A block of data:

■ ■ ■ ■ ■

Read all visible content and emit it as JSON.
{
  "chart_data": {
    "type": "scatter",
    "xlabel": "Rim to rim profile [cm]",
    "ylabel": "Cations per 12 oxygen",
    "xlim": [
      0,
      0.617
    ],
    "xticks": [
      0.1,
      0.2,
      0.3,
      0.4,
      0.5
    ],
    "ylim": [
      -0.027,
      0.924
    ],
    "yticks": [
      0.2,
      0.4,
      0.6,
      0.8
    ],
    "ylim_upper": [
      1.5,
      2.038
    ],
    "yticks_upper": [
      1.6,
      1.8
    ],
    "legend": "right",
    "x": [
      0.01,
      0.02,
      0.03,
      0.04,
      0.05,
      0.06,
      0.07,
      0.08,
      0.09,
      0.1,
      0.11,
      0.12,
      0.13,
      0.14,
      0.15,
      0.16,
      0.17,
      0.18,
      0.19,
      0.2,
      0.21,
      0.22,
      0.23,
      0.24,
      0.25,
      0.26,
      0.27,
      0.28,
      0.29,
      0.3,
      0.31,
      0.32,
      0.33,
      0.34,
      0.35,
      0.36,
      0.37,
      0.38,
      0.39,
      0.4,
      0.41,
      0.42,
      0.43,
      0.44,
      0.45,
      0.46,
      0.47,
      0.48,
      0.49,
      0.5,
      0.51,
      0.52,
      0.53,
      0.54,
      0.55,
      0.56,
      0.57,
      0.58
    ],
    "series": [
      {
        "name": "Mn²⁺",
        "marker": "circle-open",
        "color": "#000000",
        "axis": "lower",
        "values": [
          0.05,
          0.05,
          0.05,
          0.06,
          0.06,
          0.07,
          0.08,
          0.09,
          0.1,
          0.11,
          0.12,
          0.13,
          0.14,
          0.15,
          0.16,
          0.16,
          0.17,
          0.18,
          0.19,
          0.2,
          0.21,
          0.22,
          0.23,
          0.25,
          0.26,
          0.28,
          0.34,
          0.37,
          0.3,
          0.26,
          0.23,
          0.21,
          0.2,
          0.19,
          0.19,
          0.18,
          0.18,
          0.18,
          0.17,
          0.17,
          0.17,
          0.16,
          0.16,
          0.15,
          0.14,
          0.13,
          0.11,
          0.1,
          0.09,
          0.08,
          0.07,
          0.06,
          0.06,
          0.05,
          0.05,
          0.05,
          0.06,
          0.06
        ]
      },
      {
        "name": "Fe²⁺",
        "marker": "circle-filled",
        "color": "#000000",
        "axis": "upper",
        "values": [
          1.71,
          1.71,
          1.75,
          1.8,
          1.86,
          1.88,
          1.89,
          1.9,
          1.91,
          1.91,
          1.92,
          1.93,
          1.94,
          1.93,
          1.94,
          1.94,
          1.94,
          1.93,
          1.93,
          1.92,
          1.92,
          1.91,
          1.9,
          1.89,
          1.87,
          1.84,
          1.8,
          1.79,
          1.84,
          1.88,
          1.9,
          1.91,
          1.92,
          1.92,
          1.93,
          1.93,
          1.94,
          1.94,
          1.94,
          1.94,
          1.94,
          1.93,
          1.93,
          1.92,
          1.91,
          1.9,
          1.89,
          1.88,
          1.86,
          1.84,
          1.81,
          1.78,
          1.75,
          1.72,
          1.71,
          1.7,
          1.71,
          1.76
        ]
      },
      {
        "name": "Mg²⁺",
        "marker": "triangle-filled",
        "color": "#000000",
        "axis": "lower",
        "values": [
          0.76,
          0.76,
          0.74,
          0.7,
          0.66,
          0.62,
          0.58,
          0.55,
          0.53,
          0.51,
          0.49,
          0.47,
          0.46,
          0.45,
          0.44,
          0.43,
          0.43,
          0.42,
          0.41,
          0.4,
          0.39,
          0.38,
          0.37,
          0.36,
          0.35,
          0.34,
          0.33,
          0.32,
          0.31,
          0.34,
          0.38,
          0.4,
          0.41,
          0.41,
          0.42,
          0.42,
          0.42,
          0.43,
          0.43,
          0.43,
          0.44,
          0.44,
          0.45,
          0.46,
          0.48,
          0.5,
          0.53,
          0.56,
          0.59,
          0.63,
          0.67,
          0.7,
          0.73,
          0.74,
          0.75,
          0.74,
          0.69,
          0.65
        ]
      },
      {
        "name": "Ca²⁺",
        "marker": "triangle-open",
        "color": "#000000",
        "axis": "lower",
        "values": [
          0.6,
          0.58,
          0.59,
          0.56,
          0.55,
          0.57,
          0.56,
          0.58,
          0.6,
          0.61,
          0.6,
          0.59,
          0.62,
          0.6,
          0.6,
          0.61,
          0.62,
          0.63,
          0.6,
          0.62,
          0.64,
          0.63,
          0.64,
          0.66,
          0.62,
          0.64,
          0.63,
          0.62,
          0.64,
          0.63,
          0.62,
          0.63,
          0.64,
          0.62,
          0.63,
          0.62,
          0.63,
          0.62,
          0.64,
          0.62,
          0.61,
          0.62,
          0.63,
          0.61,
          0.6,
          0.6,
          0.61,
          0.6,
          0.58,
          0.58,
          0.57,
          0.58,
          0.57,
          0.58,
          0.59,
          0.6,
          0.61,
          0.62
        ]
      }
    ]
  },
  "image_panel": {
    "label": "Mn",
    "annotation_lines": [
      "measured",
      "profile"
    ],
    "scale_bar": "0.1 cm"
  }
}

■ ■ ■ ■ ■

#### WHAT YOU HAVE TO DO
Extract all of the data shown above without alteration.

#### SOLUTION TO THIS EXERCISE
Read all visible content and emit it as JSON.
{
  "chart_data": {
    "type": "scatter",
    "xlabel": "Rim to rim profile [cm]",
    "ylabel": "Cations per 12 oxygen",
    "xlim": [
      0,
      0.617
    ],
    "xticks": [
      0.1,
      0.2,
      0.3,
      0.4,
      0.5
    ],
    "ylim": [
      -0.027,
      0.924
    ],
    "yticks": [
      0.2,
      0.4,
      0.6,
      0.8
    ],
    "ylim_upper": [
      1.5,
      2.038
    ],
    "yticks_upper": [
      1.6,
      1.8
    ],
    "legend": "right",
    "x": [
      0.01,
      0.02,
      0.03,
      0.04,
      0.05,
      0.06,
      0.07,
      0.08,
      0.09,
      0.1,
      0.11,
      0.12,
      0.13,
      0.14,
      0.15,
      0.16,
      0.17,
      0.18,
      0.19,
      0.2,
      0.21,
      0.22,
      0.23,
      0.24,
      0.25,
      0.26,
      0.27,
      0.28,
      0.29,
      0.3,
      0.31,
      0.32,
      0.33,
      0.34,
      0.35,
      0.36,
      0.37,
      0.38,
      0.39,
      0.4,
      0.41,
      0.42,
      0.43,
      0.44,
      0.45,
      0.46,
      0.47,
      0.48,
      0.49,
      0.5,
      0.51,
      0.52,
      0.53,
      0.54,
      0.55,
      0.56,
      0.57,
      0.58
    ],
    "series": [
      {
        "name": "Mn²⁺",
        "marker": "circle-open",
        "color": "#000000",
        "axis": "lower",
        "values": [
          0.05,
          0.05,
          0.05,
          0.06,
          0.06,
          0.07,
          0.08,
          0.09,
          0.1,
          0.11,
          0.12,
          0.13,
          0.14,
          0.15,
          0.16,
          0.16,
          0.17,
          0.18,
          0.19,
          0.2,
          0.21,
          0.22,
          0.23,
          0.25,
          0.26,
          0.28,
          0.34,
          0.37,
          0.3,
          0.26,
          0.23,
          0.21,
          0.2,
          0.19,
          0.19,
          0.18,
          0.18,
          0.18,
          0.17,
          0.17,
          0.17,
          0.16,
          0.16,
          0.15,
          0.14,
          0.13,
          0.11,
          0.1,
          0.09,
          0.08,
          0.07,
          0.06,
          0.06,
          0.05,
          0.05,
          0.05,
          0.06,
          0.06
        ]
      },
      {
        "name": "Fe²⁺",
        "marker": "circle-filled",
        "color": "#000000",
        "axis": "upper",
        "values": [
          1.71,
          1.71,
          1.75,
          1.8,
          1.86,
          1.88,
          1.89,
          1.9,
          1.91,
          1.91,
          1.92,
          1.93,
          1.94,
          1.93,
          1.94,
          1.94,
          1.94,
          1.93,
          1.93,
          1.92,
          1.92,
          1.91,
          1.9,
          1.89,
          1.87,
          1.84,
          1.8,
          1.79,
          1.84,
          1.88,
          1.9,
          1.91,
          1.92,
          1.92,
          1.93,
          1.93,
          1.94,
          1.94,
          1.94,
          1.94,
          1.94,
          1.93,
          1.93,
          1.92,
          1.91,
          1.9,
          1.89,
          1.88,
          1.86,
          1.84,
          1.81,
          1.78,
          1.75,
          1.72,
          1.71,
          1.7,
          1.71,
          1.76
        ]
      },
      {
        "name": "Mg²⁺",
        "marker": "triangle-filled",
        "color": "#000000",
        "axis": "lower",
        "values": [
          0.76,
          0.76,
          0.74,
          0.7,
          0.66,
          0.62,
          0.58,
          0.55,
          0.53,
          0.51,
          0.49,
          0.47,
          0.46,
          0.45,
          0.44,
          0.43,
          0.43,
          0.42,
          0.41,
          0.4,
          0.39,
          0.38,
          0.37,
          0.36,
          0.35,
          0.34,
          0.33,
          0.32,
          0.31,
          0.34,
          0.38,
          0.4,
          0.41,
          0.41,
          0.42,
          0.42,
          0.42,
          0.43,
          0.43,
          0.43,
          0.44,
          0.44,
          0.45,
          0.46,
          0.48,
          0.5,
          0.53,
          0.56,
          0.59,
          0.63,
          0.67,
          0.7,
          0.73,
          0.74,
          0.75,
          0.74,
          0.69,
          0.65
        ]
      },
      {
        "name": "Ca²⁺",
        "marker": "triangle-open",
        "color": "#000000",
        "axis": "lower",
        "values": [
          0.6,
          0.58,
          0.59,
          0.56,
          0.55,
          0.57,
          0.56,
          0.58,
          0.6,
          0.61,
          0.6,
          0.59,
          0.62,
          0.6,
          0.6,
          0.61,
          0.62,
          0.63,
          0.6,
          0.62,
          0.64,
          0.63,
          0.64,
          0.66,
          0.62,
          0.64,
          0.63,
          0.62,
          0.64,
          0.63,
          0.62,
          0.63,
          0.64,
          0.62,
          0.63,
          0.62,
          0.63,
          0.62,
          0.64,
          0.62,
          0.61,
          0.62,
          0.63,
          0.61,
          0.6,
          0.6,
          0.61,
          0.6,
          0.58,
          0.58,
          0.57,
          0.58,
          0.57,
          0.58,
          0.59,
          0.6,
          0.61,
          0.62
        ]
      }
    ]
  },
  "image_panel": {
    "label": "Mn",
    "annotation_lines": [
      "measured",
      "profile"
    ],
    "scale_bar": "0.1 cm"
  }
}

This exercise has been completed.